# Problem details
State the number of lines with the string "obywatelskiego" in them, and nothing else.

# Records from a data source
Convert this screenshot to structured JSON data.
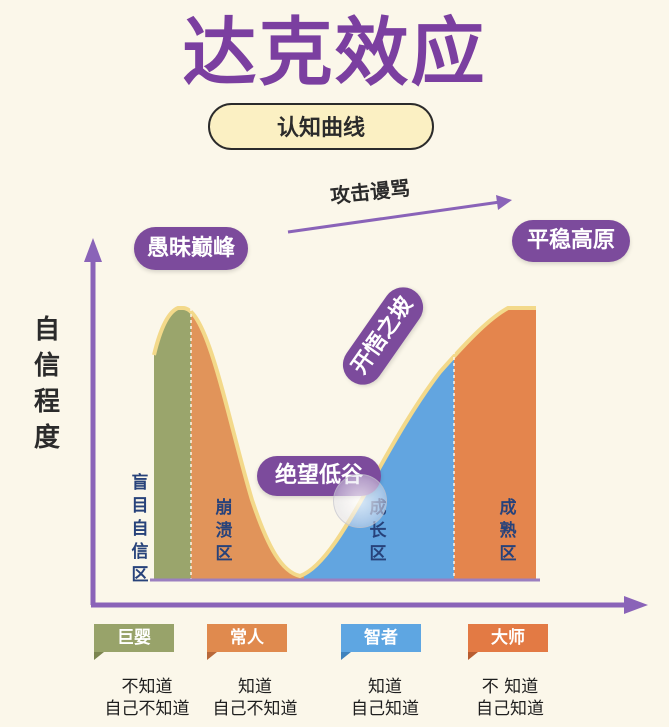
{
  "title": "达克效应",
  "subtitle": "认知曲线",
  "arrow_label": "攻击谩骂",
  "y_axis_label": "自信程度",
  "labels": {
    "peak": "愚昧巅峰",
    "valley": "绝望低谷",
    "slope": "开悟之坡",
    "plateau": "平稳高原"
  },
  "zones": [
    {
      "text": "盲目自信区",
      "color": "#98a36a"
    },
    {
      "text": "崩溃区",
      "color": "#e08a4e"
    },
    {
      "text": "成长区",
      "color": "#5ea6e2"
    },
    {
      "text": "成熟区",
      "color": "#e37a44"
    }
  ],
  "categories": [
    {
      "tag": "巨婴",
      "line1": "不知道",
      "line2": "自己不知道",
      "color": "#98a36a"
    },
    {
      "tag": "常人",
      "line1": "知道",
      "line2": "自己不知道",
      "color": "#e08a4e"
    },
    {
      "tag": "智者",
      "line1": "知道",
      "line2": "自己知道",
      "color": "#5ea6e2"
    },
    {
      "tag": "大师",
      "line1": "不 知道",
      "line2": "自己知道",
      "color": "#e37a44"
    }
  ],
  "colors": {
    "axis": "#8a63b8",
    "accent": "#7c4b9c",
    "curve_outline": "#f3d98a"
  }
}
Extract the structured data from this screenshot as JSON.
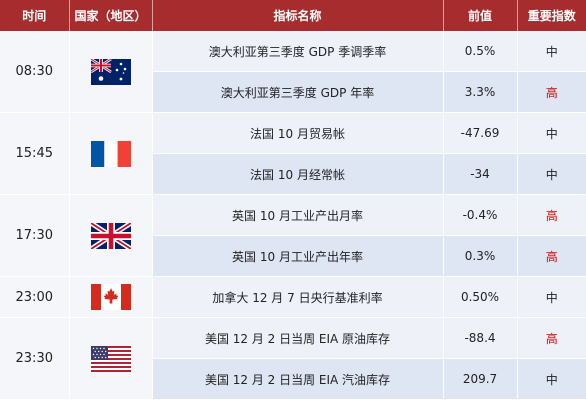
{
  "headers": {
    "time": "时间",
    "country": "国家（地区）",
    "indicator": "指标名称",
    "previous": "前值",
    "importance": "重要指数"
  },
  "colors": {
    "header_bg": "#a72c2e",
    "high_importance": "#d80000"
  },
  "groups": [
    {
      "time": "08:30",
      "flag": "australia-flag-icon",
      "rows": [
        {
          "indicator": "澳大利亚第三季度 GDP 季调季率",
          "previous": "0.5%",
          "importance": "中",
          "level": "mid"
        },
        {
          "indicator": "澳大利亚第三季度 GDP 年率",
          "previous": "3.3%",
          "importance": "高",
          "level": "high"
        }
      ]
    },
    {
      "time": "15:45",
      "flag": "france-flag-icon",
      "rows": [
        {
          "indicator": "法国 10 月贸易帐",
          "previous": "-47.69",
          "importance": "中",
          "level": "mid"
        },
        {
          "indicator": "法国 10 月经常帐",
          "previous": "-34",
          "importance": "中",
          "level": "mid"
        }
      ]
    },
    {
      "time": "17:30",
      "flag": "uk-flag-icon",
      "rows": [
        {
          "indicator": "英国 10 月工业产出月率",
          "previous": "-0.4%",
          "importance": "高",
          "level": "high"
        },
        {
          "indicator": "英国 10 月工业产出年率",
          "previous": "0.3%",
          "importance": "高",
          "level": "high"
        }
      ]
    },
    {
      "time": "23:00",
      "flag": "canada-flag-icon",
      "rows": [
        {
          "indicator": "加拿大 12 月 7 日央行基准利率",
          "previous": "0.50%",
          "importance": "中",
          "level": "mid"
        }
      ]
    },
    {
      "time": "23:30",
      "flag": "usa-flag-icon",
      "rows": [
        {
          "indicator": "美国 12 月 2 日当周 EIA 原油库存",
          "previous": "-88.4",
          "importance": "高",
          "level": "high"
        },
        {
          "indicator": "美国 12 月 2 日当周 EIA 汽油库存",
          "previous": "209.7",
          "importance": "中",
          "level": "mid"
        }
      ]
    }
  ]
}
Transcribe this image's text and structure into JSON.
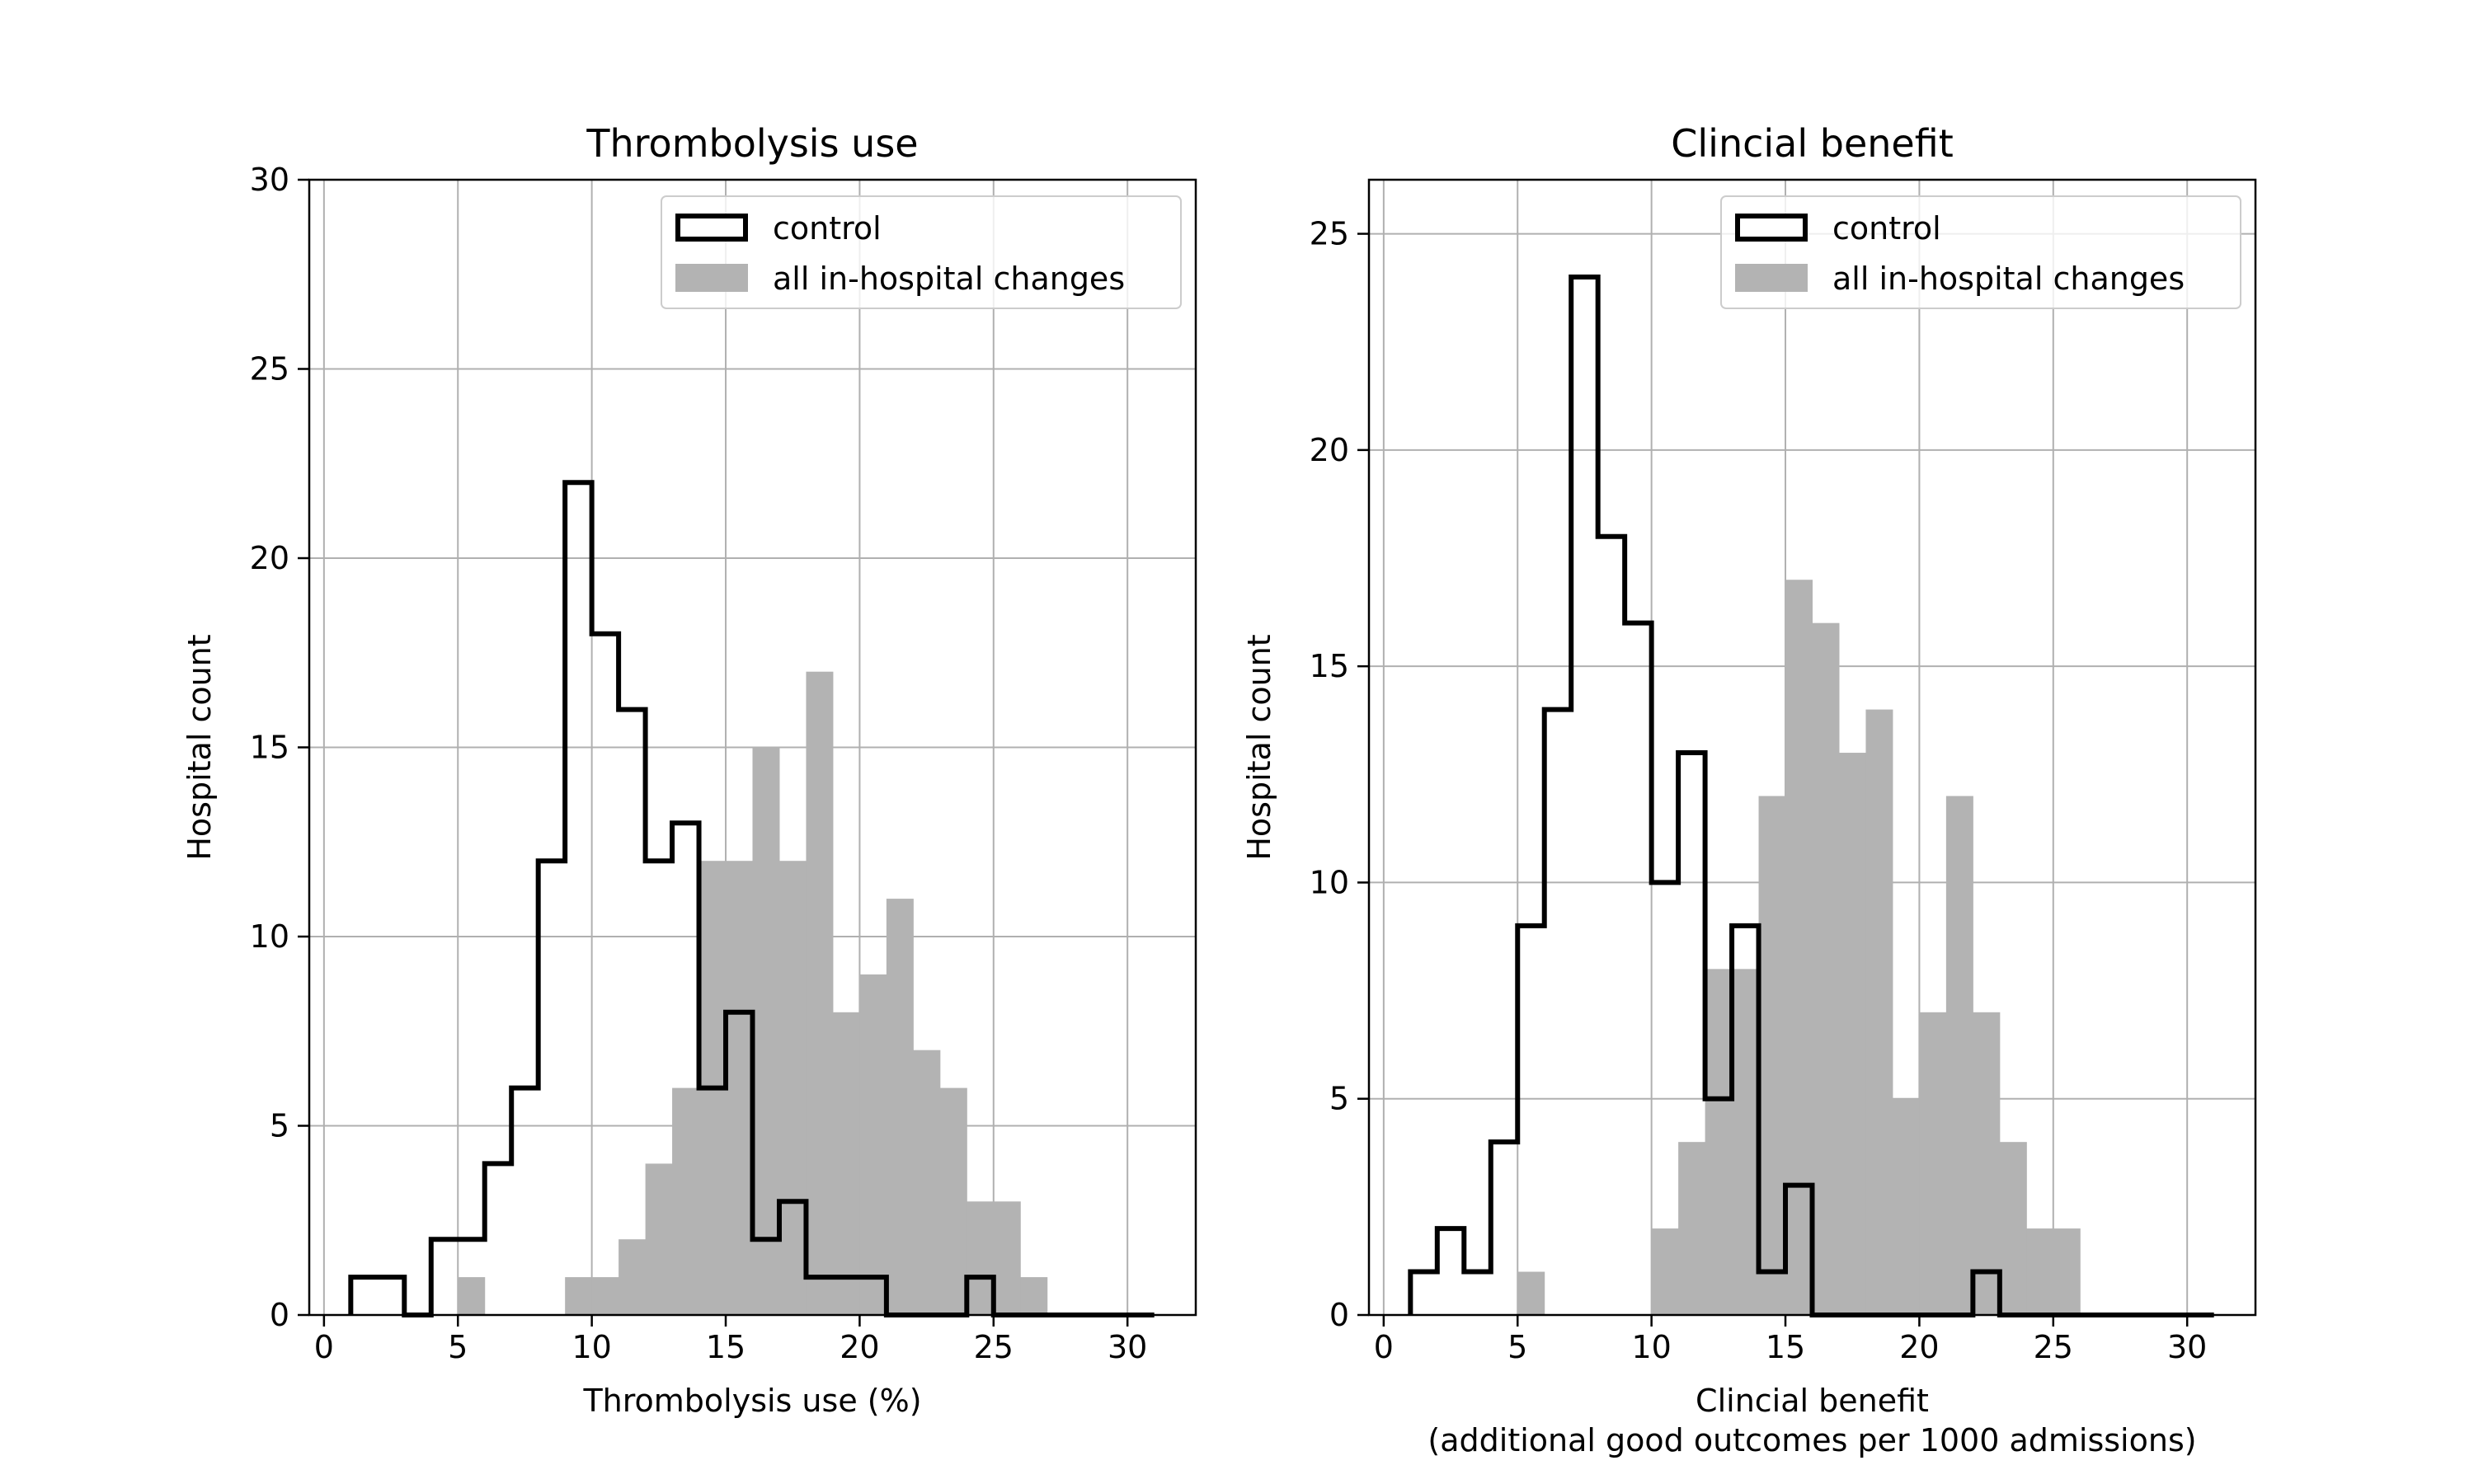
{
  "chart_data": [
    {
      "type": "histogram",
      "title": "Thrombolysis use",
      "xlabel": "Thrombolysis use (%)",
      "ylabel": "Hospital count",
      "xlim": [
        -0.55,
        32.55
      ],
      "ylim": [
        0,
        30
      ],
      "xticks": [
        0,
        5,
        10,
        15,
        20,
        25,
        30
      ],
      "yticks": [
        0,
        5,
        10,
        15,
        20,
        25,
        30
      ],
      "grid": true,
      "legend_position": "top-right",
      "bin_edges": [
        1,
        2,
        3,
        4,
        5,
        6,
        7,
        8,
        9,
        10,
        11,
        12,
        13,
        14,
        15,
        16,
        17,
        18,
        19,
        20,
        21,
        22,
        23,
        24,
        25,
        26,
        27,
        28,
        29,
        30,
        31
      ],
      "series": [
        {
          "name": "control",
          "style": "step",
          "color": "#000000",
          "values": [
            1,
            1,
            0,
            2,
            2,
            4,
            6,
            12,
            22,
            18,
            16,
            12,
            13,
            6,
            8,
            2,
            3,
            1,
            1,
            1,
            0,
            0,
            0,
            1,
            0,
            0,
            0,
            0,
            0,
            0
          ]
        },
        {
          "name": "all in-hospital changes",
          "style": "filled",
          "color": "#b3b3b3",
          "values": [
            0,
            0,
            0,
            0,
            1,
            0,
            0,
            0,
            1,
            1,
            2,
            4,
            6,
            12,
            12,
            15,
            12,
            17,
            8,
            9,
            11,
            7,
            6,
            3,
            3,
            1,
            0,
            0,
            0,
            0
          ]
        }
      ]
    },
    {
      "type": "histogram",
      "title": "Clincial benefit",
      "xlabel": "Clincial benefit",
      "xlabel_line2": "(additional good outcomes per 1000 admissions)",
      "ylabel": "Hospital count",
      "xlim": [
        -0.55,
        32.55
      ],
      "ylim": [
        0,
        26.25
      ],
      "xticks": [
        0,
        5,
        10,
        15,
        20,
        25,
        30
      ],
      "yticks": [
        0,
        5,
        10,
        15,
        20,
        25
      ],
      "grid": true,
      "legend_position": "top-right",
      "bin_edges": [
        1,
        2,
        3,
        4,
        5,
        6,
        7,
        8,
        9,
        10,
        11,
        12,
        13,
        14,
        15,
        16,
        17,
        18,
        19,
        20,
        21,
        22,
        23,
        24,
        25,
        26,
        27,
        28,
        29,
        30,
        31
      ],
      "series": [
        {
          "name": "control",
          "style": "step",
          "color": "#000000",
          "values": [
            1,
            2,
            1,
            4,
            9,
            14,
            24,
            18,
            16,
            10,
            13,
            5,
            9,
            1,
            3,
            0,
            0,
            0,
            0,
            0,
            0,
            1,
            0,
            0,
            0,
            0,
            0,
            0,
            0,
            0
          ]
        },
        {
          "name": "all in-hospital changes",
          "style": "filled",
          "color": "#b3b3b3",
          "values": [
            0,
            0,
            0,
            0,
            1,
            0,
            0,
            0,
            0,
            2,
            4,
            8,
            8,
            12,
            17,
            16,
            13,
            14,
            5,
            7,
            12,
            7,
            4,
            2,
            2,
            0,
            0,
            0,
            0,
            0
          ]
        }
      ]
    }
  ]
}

* * *

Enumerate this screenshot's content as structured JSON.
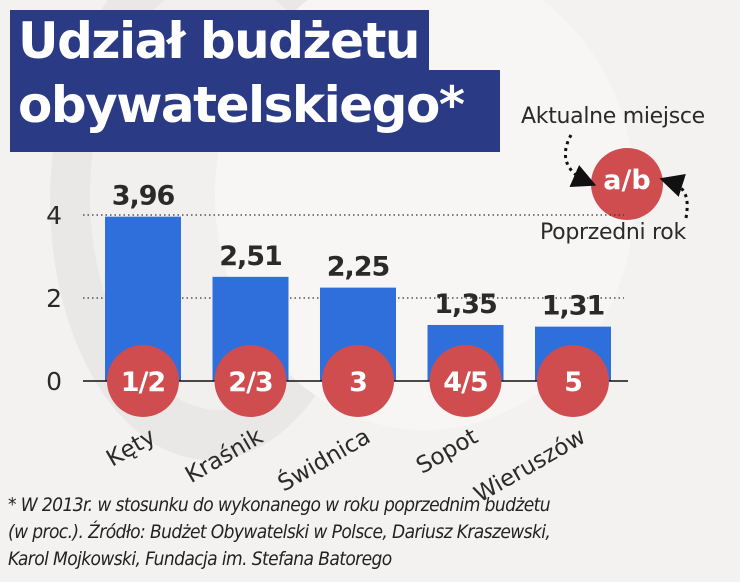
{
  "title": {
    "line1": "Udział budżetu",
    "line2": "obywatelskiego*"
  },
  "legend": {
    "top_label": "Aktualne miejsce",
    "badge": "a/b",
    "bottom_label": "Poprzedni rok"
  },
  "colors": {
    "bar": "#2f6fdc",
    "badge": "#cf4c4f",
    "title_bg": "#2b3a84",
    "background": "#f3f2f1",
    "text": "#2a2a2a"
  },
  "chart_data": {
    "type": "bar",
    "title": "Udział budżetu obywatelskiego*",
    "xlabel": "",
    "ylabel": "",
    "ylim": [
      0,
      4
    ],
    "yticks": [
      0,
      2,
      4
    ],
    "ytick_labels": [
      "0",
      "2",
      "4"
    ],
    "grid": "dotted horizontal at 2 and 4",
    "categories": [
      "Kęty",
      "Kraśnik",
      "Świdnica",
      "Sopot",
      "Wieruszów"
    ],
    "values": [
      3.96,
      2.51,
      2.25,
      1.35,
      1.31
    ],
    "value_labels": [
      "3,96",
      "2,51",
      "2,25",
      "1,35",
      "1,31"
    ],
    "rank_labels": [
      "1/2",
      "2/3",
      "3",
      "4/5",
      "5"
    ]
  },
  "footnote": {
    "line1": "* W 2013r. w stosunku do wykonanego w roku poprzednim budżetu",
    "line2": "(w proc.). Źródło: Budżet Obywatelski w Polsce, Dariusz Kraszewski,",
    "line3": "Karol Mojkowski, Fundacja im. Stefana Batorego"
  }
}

# Complete output
2